— begin SUPPLIED ENTRIES —
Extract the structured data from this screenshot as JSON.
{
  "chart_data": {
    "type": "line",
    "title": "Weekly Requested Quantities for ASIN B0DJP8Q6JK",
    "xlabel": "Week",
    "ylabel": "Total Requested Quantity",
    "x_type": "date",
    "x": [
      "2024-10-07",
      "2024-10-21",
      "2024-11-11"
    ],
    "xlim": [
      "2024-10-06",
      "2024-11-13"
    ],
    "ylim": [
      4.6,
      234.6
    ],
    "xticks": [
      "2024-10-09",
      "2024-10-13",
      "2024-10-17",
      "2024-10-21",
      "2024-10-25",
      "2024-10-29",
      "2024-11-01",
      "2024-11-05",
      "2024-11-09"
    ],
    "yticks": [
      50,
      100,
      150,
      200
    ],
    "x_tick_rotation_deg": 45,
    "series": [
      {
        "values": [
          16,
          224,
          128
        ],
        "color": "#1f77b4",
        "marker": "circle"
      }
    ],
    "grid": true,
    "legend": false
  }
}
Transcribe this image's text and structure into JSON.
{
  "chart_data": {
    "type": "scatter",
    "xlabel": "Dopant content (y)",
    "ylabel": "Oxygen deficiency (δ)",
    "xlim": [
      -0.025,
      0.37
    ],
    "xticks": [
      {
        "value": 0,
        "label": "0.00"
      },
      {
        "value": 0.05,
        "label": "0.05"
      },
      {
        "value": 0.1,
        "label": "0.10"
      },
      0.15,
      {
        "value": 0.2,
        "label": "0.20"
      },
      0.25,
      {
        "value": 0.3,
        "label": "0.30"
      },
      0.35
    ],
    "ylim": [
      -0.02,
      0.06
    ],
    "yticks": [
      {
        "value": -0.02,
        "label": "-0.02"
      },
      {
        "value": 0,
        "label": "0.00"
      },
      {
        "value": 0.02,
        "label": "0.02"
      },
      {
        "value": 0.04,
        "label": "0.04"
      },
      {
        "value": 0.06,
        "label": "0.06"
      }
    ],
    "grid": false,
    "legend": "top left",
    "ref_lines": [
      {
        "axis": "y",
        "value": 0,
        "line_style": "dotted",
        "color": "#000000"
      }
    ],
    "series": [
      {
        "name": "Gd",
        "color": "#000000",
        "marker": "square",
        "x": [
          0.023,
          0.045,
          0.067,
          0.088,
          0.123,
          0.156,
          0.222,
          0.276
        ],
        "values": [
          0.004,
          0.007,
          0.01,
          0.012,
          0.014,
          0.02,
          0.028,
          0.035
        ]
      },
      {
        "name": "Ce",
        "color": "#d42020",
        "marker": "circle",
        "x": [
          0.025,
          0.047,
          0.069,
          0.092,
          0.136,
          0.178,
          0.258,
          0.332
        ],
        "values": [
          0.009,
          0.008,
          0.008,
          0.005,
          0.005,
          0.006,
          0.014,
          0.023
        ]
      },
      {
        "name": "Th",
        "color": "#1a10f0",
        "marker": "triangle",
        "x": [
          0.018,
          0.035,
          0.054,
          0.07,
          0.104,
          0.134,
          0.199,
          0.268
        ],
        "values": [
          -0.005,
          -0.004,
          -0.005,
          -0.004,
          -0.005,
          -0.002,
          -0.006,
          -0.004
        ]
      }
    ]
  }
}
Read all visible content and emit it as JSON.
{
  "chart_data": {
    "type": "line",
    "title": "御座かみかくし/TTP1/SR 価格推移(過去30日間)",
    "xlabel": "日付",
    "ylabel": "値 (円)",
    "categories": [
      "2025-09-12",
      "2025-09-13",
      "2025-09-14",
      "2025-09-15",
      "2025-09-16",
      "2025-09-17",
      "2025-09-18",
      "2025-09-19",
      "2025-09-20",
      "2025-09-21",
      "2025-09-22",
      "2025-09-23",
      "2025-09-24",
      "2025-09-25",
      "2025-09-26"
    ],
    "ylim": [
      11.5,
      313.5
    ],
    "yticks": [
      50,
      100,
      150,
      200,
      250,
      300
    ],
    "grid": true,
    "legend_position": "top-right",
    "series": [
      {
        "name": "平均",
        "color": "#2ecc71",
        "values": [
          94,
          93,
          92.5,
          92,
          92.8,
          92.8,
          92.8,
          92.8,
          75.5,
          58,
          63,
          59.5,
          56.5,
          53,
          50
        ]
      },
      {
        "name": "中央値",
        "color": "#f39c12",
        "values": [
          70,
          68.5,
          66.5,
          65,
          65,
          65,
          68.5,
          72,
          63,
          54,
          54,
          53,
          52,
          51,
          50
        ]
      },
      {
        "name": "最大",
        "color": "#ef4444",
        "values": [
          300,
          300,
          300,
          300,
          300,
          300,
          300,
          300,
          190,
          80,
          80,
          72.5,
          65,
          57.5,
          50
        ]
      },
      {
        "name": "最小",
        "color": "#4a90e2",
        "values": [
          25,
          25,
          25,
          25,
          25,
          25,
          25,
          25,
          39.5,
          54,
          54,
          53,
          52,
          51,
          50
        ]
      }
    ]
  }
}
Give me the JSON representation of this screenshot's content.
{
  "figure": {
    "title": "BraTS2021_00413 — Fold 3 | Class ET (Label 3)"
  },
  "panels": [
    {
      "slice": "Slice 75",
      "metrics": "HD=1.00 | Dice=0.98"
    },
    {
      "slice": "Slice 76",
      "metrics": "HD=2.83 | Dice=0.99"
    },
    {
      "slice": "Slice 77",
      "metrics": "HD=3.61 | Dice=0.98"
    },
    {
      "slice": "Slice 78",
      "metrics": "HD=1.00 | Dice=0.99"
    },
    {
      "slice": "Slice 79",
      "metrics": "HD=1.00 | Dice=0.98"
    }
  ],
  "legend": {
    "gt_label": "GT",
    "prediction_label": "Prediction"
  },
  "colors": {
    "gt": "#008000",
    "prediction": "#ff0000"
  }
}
— end SUPPLIED ENTRIES —
Quote every record above exactly.

*SOLUTION FOR THIS EXERCISE*:
Extract the structured data from this screenshot as JSON.
{
  "chart_data": {
    "type": "line",
    "title": "Weekly Requested Quantities for ASIN B0DJP8Q6JK",
    "xlabel": "Week",
    "ylabel": "Total Requested Quantity",
    "x_type": "date",
    "x": [
      "2024-10-07",
      "2024-10-21",
      "2024-11-11"
    ],
    "xlim": [
      "2024-10-06",
      "2024-11-13"
    ],
    "ylim": [
      4.6,
      234.6
    ],
    "xticks": [
      "2024-10-09",
      "2024-10-13",
      "2024-10-17",
      "2024-10-21",
      "2024-10-25",
      "2024-10-29",
      "2024-11-01",
      "2024-11-05",
      "2024-11-09"
    ],
    "yticks": [
      50,
      100,
      150,
      200
    ],
    "x_tick_rotation_deg": 45,
    "series": [
      {
        "values": [
          16,
          224,
          128
        ],
        "color": "#1f77b4",
        "marker": "circle"
      }
    ],
    "grid": true,
    "legend": false
  }
}
Transcribe this image's text and structure into JSON.
{
  "chart_data": {
    "type": "scatter",
    "xlabel": "Dopant content (y)",
    "ylabel": "Oxygen deficiency (δ)",
    "xlim": [
      -0.025,
      0.37
    ],
    "xticks": [
      {
        "value": 0,
        "label": "0.00"
      },
      {
        "value": 0.05,
        "label": "0.05"
      },
      {
        "value": 0.1,
        "label": "0.10"
      },
      0.15,
      {
        "value": 0.2,
        "label": "0.20"
      },
      0.25,
      {
        "value": 0.3,
        "label": "0.30"
      },
      0.35
    ],
    "ylim": [
      -0.02,
      0.06
    ],
    "yticks": [
      {
        "value": -0.02,
        "label": "-0.02"
      },
      {
        "value": 0,
        "label": "0.00"
      },
      {
        "value": 0.02,
        "label": "0.02"
      },
      {
        "value": 0.04,
        "label": "0.04"
      },
      {
        "value": 0.06,
        "label": "0.06"
      }
    ],
    "grid": false,
    "legend": "top left",
    "ref_lines": [
      {
        "axis": "y",
        "value": 0,
        "line_style": "dotted",
        "color": "#000000"
      }
    ],
    "series": [
      {
        "name": "Gd",
        "color": "#000000",
        "marker": "square",
        "x": [
          0.023,
          0.045,
          0.067,
          0.088,
          0.123,
          0.156,
          0.222,
          0.276
        ],
        "values": [
          0.004,
          0.007,
          0.01,
          0.012,
          0.014,
          0.02,
          0.028,
          0.035
        ]
      },
      {
        "name": "Ce",
        "color": "#d42020",
        "marker": "circle",
        "x": [
          0.025,
          0.047,
          0.069,
          0.092,
          0.136,
          0.178,
          0.258,
          0.332
        ],
        "values": [
          0.009,
          0.008,
          0.008,
          0.005,
          0.005,
          0.006,
          0.014,
          0.023
        ]
      },
      {
        "name": "Th",
        "color": "#1a10f0",
        "marker": "triangle",
        "x": [
          0.018,
          0.035,
          0.054,
          0.07,
          0.104,
          0.134,
          0.199,
          0.268
        ],
        "values": [
          -0.005,
          -0.004,
          -0.005,
          -0.004,
          -0.005,
          -0.002,
          -0.006,
          -0.004
        ]
      }
    ]
  }
}
Read all visible content and emit it as JSON.
{
  "chart_data": {
    "type": "line",
    "title": "御座かみかくし/TTP1/SR 価格推移(過去30日間)",
    "xlabel": "日付",
    "ylabel": "値 (円)",
    "categories": [
      "2025-09-12",
      "2025-09-13",
      "2025-09-14",
      "2025-09-15",
      "2025-09-16",
      "2025-09-17",
      "2025-09-18",
      "2025-09-19",
      "2025-09-20",
      "2025-09-21",
      "2025-09-22",
      "2025-09-23",
      "2025-09-24",
      "2025-09-25",
      "2025-09-26"
    ],
    "ylim": [
      11.5,
      313.5
    ],
    "yticks": [
      50,
      100,
      150,
      200,
      250,
      300
    ],
    "grid": true,
    "legend_position": "top-right",
    "series": [
      {
        "name": "平均",
        "color": "#2ecc71",
        "values": [
          94,
          93,
          92.5,
          92,
          92.8,
          92.8,
          92.8,
          92.8,
          75.5,
          58,
          63,
          59.5,
          56.5,
          53,
          50
        ]
      },
      {
        "name": "中央値",
        "color": "#f39c12",
        "values": [
          70,
          68.5,
          66.5,
          65,
          65,
          65,
          68.5,
          72,
          63,
          54,
          54,
          53,
          52,
          51,
          50
        ]
      },
      {
        "name": "最大",
        "color": "#ef4444",
        "values": [
          300,
          300,
          300,
          300,
          300,
          300,
          300,
          300,
          190,
          80,
          80,
          72.5,
          65,
          57.5,
          50
        ]
      },
      {
        "name": "最小",
        "color": "#4a90e2",
        "values": [
          25,
          25,
          25,
          25,
          25,
          25,
          25,
          25,
          39.5,
          54,
          54,
          53,
          52,
          51,
          50
        ]
      }
    ]
  }
}
Give me the JSON representation of this screenshot's content.
{
  "figure": {
    "title": "BraTS2021_00413 — Fold 3 | Class ET (Label 3)"
  },
  "panels": [
    {
      "slice": "Slice 75",
      "metrics": "HD=1.00 | Dice=0.98"
    },
    {
      "slice": "Slice 76",
      "metrics": "HD=2.83 | Dice=0.99"
    },
    {
      "slice": "Slice 77",
      "metrics": "HD=3.61 | Dice=0.98"
    },
    {
      "slice": "Slice 78",
      "metrics": "HD=1.00 | Dice=0.99"
    },
    {
      "slice": "Slice 79",
      "metrics": "HD=1.00 | Dice=0.98"
    }
  ],
  "legend": {
    "gt_label": "GT",
    "prediction_label": "Prediction"
  },
  "colors": {
    "gt": "#008000",
    "prediction": "#ff0000"
  }
}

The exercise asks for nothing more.